Task directions
Filter out everything except lines holding "ребенка".

[Start of Input for this task]

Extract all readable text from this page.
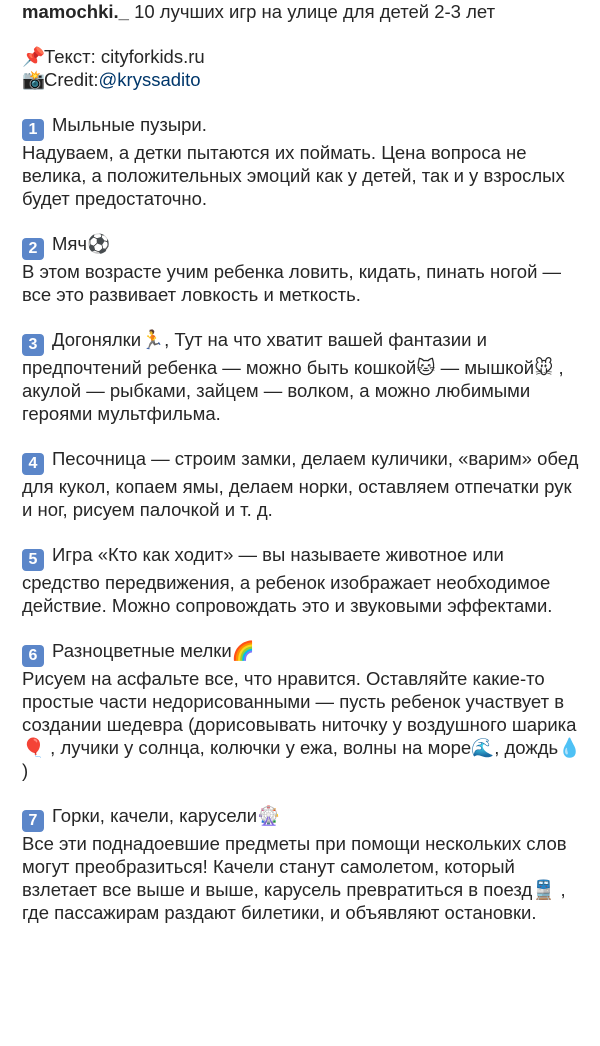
mamochki._ 10 лучших игр на улице для детей 2-3 лет
📌
Текст: cityforkids.ru
📸
Credit: @kryssadito
1 Мыльные пузыри.
Надуваем, а детки пытаются их поймать. Цена вопроса не велика, а положительных эмоций как у детей, так и у взрослых будет предостаточно.
2 Мяч⚽
В этом возрасте учим ребенка ловить, кидать, пинать ногой — все это развивает ловкость и меткость.
3 Догонялки🏃, Тут на что хватит вашей фантазии и предпочтений ребенка — можно быть кошкой🐱 — мышкой🐭 , акулой — рыбками, зайцем — волком, а можно любимыми героями мультфильма.
4 Песочница — строим замки, делаем куличики, «варим» обед для кукол, копаем ямы, делаем норки, оставляем отпечатки рук и ног, рисуем палочкой и т. д.
5 Игра «Кто как ходит» — вы называете животное или средство передвижения, а ребенок изображает необходимое действие. Можно сопровождать это и звуковыми эффектами.
6 Разноцветные мелки🌈
Рисуем на асфальте все, что нравится. Оставляйте какие-то простые части недорисованными — пусть ребенок участвует в создании шедевра (дорисовывать ниточку у воздушного шарика🎈 , лучики у солнца, колючки у ежа, волны на море🌊, дождь💧 )
7 Горки, качели, карусели🎡
Все эти поднадоевшие предметы при помощи нескольких слов могут преобразиться! Качели станут самолетом, который взлетает все выше и выше, карусель превратиться в поезд🚆 , где пассажирам раздают билетики, и объявляют остановки.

[End of Input for this task]

Task result
В этом возрасте учим ребенка ловить, кидать, пинать ногой — все это развивает ловкость и меткость.
3 Догонялки🏃, Тут на что хватит вашей фантазии и предпочтений ребенка — можно быть кошкой🐱 — мышкой🐭 , акулой — рыбками, зайцем — волком, а можно любимыми героями мультфильма.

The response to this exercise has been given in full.